## [DATASET RECORDS]

- - -

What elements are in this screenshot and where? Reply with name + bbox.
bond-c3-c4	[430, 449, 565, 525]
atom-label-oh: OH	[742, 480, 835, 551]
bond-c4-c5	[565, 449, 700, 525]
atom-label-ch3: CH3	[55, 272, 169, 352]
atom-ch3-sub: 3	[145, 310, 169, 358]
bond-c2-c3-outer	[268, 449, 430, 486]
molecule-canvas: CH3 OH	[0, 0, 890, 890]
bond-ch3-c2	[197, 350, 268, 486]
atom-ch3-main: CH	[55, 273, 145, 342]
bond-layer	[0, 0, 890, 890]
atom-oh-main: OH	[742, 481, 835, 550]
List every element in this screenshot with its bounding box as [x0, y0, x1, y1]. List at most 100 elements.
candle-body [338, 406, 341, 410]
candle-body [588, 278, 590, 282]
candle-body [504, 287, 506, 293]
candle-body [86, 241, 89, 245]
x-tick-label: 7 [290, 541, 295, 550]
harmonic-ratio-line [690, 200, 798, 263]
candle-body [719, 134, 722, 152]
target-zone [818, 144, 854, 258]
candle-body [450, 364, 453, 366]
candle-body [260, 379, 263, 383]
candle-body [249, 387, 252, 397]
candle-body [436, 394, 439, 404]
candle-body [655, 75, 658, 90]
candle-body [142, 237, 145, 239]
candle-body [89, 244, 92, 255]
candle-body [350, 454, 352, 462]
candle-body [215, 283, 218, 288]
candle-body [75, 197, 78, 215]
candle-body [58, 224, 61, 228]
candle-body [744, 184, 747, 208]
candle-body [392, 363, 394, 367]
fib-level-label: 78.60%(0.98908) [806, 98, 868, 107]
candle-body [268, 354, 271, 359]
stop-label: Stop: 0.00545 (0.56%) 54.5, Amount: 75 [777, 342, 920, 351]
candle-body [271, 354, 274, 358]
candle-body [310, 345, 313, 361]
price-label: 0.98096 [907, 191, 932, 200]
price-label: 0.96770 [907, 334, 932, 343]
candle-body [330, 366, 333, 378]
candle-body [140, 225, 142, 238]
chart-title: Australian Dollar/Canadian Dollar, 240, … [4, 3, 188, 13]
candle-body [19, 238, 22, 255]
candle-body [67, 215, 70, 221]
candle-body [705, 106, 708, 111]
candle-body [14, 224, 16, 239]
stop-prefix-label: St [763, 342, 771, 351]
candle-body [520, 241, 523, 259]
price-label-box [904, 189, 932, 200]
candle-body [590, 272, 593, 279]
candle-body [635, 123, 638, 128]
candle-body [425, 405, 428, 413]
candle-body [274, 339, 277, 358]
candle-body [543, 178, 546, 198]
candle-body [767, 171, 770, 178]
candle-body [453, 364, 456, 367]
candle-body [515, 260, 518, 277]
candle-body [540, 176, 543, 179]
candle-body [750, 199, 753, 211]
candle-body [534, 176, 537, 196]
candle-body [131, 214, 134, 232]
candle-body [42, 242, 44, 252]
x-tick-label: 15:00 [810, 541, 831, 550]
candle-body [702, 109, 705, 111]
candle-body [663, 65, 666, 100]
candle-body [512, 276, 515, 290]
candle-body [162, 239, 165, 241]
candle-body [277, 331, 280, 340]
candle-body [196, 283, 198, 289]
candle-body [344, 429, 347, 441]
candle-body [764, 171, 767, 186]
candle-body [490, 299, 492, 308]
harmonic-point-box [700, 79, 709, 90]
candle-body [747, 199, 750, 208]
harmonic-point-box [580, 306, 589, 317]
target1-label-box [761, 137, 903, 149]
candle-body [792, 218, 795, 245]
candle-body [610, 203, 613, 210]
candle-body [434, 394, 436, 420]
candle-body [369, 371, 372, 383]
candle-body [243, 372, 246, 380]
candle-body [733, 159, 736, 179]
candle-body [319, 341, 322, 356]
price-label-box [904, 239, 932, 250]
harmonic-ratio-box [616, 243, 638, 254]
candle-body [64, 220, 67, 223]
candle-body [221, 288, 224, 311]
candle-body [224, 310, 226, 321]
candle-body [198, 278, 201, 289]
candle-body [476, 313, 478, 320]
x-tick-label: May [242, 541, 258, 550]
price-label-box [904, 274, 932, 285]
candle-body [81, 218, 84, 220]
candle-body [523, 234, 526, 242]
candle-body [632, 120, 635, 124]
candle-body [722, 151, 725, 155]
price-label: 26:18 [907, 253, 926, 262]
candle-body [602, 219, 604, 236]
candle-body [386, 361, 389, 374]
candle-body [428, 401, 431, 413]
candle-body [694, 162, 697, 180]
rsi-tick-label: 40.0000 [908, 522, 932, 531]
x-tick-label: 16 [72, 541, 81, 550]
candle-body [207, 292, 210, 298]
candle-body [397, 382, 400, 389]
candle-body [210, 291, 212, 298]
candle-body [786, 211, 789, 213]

- - -

## [AIM]
Can you extract every line of the data above and reproduce each one verbatim, in its original order?

## [EXERCISE RESPONSE]
What elements are in this screenshot and where? Reply with name + bbox.
bond-c3-c4	[430, 449, 565, 525]
atom-label-oh: OH	[742, 480, 835, 551]
bond-c4-c5	[565, 449, 700, 525]
atom-label-ch3: CH3	[55, 272, 169, 352]
atom-ch3-sub: 3	[145, 310, 169, 358]
bond-c2-c3-outer	[268, 449, 430, 486]
molecule-canvas: CH3 OH	[0, 0, 890, 890]
bond-ch3-c2	[197, 350, 268, 486]
atom-ch3-main: CH	[55, 273, 145, 342]
bond-layer	[0, 0, 890, 890]
atom-oh-main: OH	[742, 481, 835, 550]
List every element in this screenshot with its bounding box as [x0, y0, x1, y1]. List at most 100 elements.
candle-body [338, 406, 341, 410]
candle-body [588, 278, 590, 282]
candle-body [504, 287, 506, 293]
candle-body [86, 241, 89, 245]
x-tick-label: 7 [290, 541, 295, 550]
harmonic-ratio-line [690, 200, 798, 263]
candle-body [719, 134, 722, 152]
target-zone [818, 144, 854, 258]
candle-body [450, 364, 453, 366]
candle-body [260, 379, 263, 383]
candle-body [249, 387, 252, 397]
candle-body [436, 394, 439, 404]
candle-body [655, 75, 658, 90]
candle-body [142, 237, 145, 239]
candle-body [89, 244, 92, 255]
candle-body [350, 454, 352, 462]
candle-body [215, 283, 218, 288]
candle-body [75, 197, 78, 215]
candle-body [58, 224, 61, 228]
candle-body [744, 184, 747, 208]
candle-body [392, 363, 394, 367]
fib-level-label: 78.60%(0.98908) [806, 98, 868, 107]
candle-body [268, 354, 271, 359]
stop-label: Stop: 0.00545 (0.56%) 54.5, Amount: 75 [777, 342, 920, 351]
candle-body [271, 354, 274, 358]
candle-body [310, 345, 313, 361]
price-label: 0.98096 [907, 191, 932, 200]
price-label: 0.96770 [907, 334, 932, 343]
candle-body [330, 366, 333, 378]
candle-body [140, 225, 142, 238]
chart-title: Australian Dollar/Canadian Dollar, 240, … [4, 3, 188, 13]
candle-body [19, 238, 22, 255]
candle-body [67, 215, 70, 221]
candle-body [705, 106, 708, 111]
candle-body [14, 224, 16, 239]
stop-prefix-label: St [763, 342, 771, 351]
candle-body [520, 241, 523, 259]
price-label-box [904, 189, 932, 200]
candle-body [590, 272, 593, 279]
candle-body [635, 123, 638, 128]
candle-body [425, 405, 428, 413]
candle-body [274, 339, 277, 358]
candle-body [543, 178, 546, 198]
candle-body [767, 171, 770, 178]
candle-body [453, 364, 456, 367]
candle-body [515, 260, 518, 277]
candle-body [540, 176, 543, 179]
candle-body [750, 199, 753, 211]
candle-body [534, 176, 537, 196]
candle-body [131, 214, 134, 232]
candle-body [42, 242, 44, 252]
x-tick-label: 15:00 [810, 541, 831, 550]
candle-body [702, 109, 705, 111]
candle-body [663, 65, 666, 100]
candle-body [512, 276, 515, 290]
candle-body [162, 239, 165, 241]
candle-body [277, 331, 280, 340]
candle-body [196, 283, 198, 289]
candle-body [344, 429, 347, 441]
candle-body [764, 171, 767, 186]
candle-body [490, 299, 492, 308]
harmonic-point-box [700, 79, 709, 90]
candle-body [747, 199, 750, 208]
harmonic-point-box [580, 306, 589, 317]
target1-label-box [761, 137, 903, 149]
candle-body [792, 218, 795, 245]
candle-body [610, 203, 613, 210]
candle-body [434, 394, 436, 420]
candle-body [369, 371, 372, 383]
candle-body [243, 372, 246, 380]
candle-body [733, 159, 736, 179]
candle-body [319, 341, 322, 356]
price-label-box [904, 239, 932, 250]
harmonic-ratio-box [616, 243, 638, 254]
candle-body [64, 220, 67, 223]
candle-body [221, 288, 224, 311]
candle-body [224, 310, 226, 321]
candle-body [198, 278, 201, 289]
candle-body [476, 313, 478, 320]
x-tick-label: May [242, 541, 258, 550]
price-label-box [904, 274, 932, 285]
candle-body [81, 218, 84, 220]
candle-body [523, 234, 526, 242]
candle-body [632, 120, 635, 124]
candle-body [722, 151, 725, 155]
price-label: 26:18 [907, 253, 926, 262]
candle-body [602, 219, 604, 236]
candle-body [386, 361, 389, 374]
candle-body [428, 401, 431, 413]
candle-body [694, 162, 697, 180]
rsi-tick-label: 40.0000 [908, 522, 932, 531]
x-tick-label: 16 [72, 541, 81, 550]
candle-body [207, 292, 210, 298]
candle-body [397, 382, 400, 389]
candle-body [210, 291, 212, 298]
candle-body [786, 211, 789, 213]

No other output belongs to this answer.